> Action item: Return only those lines of the listing that hold the word "tumors".
--- --- ---
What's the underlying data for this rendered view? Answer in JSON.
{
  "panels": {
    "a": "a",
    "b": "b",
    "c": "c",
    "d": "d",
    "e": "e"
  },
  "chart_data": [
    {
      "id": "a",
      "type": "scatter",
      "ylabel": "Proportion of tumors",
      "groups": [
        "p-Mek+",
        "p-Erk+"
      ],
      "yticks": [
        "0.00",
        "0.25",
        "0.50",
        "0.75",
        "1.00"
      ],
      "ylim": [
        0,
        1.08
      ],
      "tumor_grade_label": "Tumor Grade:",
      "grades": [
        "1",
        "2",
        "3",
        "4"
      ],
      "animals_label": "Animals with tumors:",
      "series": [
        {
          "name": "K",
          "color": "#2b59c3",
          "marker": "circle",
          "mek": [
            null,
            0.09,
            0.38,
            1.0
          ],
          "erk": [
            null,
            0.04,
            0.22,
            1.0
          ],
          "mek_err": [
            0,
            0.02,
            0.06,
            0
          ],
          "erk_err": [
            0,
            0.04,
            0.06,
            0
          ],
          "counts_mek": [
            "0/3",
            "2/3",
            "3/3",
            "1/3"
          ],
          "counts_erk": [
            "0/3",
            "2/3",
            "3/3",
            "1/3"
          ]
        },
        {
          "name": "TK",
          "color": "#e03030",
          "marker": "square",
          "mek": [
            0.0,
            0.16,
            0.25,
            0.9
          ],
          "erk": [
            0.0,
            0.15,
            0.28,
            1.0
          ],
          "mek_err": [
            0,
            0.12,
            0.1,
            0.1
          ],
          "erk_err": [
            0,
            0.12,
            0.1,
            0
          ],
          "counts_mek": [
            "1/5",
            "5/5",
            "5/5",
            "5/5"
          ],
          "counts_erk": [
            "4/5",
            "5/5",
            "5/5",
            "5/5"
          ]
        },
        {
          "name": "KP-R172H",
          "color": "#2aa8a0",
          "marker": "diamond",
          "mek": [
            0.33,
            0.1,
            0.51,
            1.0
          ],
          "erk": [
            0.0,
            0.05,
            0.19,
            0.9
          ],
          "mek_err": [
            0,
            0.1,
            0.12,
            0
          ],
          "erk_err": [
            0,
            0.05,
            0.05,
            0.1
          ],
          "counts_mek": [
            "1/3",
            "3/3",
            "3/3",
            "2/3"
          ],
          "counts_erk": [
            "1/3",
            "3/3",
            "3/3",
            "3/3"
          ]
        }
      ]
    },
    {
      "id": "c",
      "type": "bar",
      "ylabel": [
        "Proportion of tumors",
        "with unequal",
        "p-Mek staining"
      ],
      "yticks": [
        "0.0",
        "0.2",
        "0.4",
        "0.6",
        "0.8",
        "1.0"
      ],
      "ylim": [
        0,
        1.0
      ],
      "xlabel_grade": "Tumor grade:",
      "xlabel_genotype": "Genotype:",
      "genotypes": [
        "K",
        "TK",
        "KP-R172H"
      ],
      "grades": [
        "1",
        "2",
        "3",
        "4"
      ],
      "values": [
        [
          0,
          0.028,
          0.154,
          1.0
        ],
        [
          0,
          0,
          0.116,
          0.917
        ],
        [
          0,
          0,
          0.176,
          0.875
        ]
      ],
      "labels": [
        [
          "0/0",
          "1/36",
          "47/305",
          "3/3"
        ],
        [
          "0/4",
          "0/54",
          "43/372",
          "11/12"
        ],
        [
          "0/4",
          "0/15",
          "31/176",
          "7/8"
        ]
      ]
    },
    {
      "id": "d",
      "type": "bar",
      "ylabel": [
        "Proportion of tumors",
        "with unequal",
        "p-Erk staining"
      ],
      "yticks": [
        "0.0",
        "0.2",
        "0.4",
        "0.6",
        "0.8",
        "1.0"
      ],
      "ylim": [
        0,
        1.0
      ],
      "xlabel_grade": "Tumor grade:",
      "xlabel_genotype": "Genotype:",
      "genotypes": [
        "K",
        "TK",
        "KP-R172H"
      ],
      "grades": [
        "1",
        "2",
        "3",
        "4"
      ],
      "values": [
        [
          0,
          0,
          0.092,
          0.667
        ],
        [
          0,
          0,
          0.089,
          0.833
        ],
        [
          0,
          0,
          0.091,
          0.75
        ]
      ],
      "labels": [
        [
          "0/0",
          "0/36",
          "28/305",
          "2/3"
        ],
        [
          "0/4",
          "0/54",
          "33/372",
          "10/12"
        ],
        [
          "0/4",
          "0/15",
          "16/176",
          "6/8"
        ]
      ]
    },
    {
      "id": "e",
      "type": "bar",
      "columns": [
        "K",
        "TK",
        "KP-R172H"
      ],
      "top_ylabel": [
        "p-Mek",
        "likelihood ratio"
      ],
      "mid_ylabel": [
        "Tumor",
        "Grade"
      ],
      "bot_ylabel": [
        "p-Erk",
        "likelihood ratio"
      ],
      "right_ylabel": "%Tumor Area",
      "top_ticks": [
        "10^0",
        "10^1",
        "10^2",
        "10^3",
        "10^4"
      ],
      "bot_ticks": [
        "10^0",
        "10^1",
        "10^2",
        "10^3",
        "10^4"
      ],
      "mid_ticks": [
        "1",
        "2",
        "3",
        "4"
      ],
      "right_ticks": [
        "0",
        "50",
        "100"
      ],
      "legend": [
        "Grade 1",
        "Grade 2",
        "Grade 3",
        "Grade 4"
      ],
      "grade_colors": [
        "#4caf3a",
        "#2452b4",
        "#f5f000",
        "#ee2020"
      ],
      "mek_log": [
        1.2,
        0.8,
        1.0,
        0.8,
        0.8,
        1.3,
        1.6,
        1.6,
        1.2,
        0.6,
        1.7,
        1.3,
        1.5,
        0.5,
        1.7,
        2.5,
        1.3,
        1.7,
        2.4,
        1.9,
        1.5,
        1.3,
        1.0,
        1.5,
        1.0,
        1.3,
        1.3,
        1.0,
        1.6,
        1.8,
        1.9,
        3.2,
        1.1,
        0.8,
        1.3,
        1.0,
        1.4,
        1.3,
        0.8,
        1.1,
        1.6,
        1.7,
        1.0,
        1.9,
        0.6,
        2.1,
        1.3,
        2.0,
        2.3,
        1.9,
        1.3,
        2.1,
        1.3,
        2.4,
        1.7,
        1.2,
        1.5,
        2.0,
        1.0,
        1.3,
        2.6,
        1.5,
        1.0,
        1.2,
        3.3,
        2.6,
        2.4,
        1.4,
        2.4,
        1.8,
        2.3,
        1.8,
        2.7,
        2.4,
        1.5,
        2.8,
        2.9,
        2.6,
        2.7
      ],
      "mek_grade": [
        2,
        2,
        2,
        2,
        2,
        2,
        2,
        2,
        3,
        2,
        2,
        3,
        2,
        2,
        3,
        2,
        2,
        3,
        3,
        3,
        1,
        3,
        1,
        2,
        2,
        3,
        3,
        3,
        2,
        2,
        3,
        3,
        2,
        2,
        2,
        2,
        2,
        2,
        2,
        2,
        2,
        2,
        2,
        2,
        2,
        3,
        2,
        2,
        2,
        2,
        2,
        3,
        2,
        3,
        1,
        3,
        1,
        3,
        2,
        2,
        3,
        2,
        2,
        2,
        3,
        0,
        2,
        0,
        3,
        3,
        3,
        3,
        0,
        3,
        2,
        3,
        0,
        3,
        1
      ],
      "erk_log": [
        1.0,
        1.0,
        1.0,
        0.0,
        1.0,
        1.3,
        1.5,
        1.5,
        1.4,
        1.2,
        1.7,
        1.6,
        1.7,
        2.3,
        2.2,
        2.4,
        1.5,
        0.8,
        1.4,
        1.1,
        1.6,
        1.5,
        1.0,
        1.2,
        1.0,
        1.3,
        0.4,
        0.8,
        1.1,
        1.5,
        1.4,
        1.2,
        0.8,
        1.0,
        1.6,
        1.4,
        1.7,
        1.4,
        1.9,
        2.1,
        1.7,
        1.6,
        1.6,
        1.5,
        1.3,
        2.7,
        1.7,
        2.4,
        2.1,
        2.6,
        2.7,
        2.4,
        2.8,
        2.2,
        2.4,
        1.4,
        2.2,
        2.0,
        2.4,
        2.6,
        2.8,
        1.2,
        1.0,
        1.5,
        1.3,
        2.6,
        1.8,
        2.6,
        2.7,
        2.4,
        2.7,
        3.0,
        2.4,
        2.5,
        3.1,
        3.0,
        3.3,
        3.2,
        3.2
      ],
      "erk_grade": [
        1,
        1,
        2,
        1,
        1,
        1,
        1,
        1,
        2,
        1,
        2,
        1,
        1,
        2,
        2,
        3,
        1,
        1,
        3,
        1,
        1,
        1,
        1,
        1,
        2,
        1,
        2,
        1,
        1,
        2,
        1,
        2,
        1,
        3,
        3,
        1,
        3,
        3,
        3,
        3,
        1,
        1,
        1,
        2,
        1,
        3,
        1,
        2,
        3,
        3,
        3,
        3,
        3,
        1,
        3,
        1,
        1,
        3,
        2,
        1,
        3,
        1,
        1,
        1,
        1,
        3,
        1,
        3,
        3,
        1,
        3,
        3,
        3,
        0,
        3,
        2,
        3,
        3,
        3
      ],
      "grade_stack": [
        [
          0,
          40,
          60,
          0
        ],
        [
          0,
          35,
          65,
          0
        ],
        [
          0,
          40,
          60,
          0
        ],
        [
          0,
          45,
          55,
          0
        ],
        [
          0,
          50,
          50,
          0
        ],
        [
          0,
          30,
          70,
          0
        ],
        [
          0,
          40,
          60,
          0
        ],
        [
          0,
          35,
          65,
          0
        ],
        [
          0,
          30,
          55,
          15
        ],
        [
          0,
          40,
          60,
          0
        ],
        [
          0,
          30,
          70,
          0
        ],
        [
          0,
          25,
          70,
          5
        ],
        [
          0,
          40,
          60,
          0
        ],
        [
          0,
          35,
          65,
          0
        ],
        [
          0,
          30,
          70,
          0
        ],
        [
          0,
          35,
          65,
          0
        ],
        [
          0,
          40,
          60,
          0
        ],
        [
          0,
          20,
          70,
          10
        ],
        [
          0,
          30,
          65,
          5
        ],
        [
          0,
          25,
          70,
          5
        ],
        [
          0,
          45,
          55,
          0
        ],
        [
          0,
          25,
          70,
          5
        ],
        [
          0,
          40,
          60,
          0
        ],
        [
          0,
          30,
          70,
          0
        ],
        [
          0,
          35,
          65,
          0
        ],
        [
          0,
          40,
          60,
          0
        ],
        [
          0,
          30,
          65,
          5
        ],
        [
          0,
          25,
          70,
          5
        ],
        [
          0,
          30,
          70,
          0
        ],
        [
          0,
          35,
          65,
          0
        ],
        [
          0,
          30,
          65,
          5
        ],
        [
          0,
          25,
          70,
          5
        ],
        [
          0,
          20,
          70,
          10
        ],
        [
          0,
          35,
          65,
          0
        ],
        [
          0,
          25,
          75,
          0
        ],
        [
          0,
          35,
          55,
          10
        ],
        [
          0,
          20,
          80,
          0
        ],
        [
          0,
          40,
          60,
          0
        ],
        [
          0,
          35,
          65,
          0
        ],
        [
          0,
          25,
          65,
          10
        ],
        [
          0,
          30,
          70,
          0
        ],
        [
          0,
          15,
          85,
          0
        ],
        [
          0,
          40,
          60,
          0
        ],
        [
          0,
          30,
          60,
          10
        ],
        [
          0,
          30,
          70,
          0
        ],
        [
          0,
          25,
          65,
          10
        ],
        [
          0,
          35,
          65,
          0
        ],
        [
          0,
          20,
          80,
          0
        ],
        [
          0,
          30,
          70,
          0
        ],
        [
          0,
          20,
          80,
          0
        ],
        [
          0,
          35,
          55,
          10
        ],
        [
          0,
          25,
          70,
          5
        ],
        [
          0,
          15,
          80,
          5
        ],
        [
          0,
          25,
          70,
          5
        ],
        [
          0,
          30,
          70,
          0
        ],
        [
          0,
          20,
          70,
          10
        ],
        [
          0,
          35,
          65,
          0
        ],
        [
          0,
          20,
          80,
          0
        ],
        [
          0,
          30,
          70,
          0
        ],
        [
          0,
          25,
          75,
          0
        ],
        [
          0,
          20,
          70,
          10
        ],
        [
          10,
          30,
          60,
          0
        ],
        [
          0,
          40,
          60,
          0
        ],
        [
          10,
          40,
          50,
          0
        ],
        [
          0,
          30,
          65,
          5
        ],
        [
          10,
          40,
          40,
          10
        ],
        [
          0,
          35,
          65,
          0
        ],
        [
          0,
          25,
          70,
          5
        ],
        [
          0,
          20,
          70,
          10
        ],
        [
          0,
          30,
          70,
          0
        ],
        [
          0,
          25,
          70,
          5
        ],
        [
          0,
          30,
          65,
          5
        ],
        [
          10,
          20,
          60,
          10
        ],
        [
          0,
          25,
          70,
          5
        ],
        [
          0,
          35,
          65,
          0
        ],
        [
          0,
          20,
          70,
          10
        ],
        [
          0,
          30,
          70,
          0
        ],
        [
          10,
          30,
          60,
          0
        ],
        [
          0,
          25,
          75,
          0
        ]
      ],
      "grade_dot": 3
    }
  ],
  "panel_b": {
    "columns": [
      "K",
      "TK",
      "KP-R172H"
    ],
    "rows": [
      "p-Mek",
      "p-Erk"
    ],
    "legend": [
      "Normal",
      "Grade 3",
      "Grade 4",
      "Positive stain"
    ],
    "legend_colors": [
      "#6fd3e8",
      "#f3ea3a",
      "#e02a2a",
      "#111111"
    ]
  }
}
--- --- ---
> Problem solution:
      "ylabel": "Proportion of tumors",
      "animals_label": "Animals with tumors:",
        "Proportion of tumors",
        "Proportion of tumors",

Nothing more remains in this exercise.